**PROVIDED PASSAGE**
______________________________

As mentioned, most credit card companies report to the credit bureaus on a monthly basis. However, the frequency of reporting varies by issuer.
Check the table below to find out when the most popular credit card issuers report to the bureaus.
When major credit card companies report to credit bureaus
Credit card issuer | Reporting frequency | Credit bureau they report to |
---|---|---|
Capital One | Every 28–31 days, within 3 days of your billing cycle’s statement closing date | Experian, Equifax, and TransUnion |
Citibank | Every 30 days | Equifax |
Credit One | Every 28–31 days on or near the credit card’s statement closing date | Experian, Equifax, and TransUnion |
U.S. Bank | Every 28–31 days, within the last week of the month | Experian, Equifax, and TransUnion |
Chase | Every 28–31 days on your statement closing date | Experian, Equifax, and TransUnion |
Synchrony Bank | Every month after your credit card’s statement closing date | Experian, Equifax, and TransUnion |
Bank of America | Every 28–31 days, 3 days after your credit card’s statement closing date | Experian, Equifax, and TransUnion |
|
Can I ask my credit card issuer when they report?

______________________________

**SOURCE MATERIAL**
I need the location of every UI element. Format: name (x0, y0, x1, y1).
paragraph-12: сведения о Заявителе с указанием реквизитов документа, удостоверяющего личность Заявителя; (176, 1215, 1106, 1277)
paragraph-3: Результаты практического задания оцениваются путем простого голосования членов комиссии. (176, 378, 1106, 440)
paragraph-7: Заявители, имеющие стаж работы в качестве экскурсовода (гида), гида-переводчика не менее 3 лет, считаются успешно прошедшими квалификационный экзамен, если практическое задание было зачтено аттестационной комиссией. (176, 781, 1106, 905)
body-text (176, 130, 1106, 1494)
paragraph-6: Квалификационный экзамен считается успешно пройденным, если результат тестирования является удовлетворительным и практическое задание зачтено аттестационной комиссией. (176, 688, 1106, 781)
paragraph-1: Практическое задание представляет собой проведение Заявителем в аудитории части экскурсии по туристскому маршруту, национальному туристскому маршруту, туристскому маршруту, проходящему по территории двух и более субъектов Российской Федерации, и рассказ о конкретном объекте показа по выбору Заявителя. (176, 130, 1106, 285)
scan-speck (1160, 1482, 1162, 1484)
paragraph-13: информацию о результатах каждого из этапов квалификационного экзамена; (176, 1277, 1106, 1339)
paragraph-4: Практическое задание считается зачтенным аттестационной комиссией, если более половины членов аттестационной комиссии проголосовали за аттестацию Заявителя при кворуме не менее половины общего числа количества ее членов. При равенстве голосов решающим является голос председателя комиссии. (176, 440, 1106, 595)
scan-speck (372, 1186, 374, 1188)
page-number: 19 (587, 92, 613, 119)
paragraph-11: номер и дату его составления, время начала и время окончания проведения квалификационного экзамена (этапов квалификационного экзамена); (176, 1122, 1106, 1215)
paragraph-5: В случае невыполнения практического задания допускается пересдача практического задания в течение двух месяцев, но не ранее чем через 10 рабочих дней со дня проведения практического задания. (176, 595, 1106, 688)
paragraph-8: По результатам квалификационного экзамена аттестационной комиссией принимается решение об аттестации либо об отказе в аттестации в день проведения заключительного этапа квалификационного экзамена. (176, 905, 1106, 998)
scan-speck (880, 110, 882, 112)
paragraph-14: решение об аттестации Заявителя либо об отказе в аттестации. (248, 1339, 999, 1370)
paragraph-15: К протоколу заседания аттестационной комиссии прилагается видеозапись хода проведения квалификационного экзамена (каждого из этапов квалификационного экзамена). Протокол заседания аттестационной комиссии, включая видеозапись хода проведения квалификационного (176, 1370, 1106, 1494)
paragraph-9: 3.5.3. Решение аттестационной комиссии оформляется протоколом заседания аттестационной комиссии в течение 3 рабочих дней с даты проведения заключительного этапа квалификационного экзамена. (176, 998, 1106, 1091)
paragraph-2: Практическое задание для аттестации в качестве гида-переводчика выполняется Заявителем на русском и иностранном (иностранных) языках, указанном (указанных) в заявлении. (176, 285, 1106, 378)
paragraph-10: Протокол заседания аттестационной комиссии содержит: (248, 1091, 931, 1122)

______________________________

**ACTIVITIES**
**a.** In the credit card reporting passage, translate this sentence into Spanish: "As mentioned, most credit card companies report to the credit bureaus on a monthly basis."
**b.** According to the credit card reporting passage, which credit bureau does Citibank report to?
**c.** Summarize the credit card reporting passage in two sentences.

**SOLUTIONS IN ORDER**
**a.** Como se mencionó, la mayoría de las compañías de tarjetas de crédito informan a las agencias de crédito de forma mensual.

**b.** Equifax.

**c.** Most credit card companies report to the credit bureaus monthly, though the frequency varies by issuer. Of the major issuers listed, most report roughly monthly to Experian, Equifax, and TransUnion, while Citibank reports every 30 days to Equifax alone.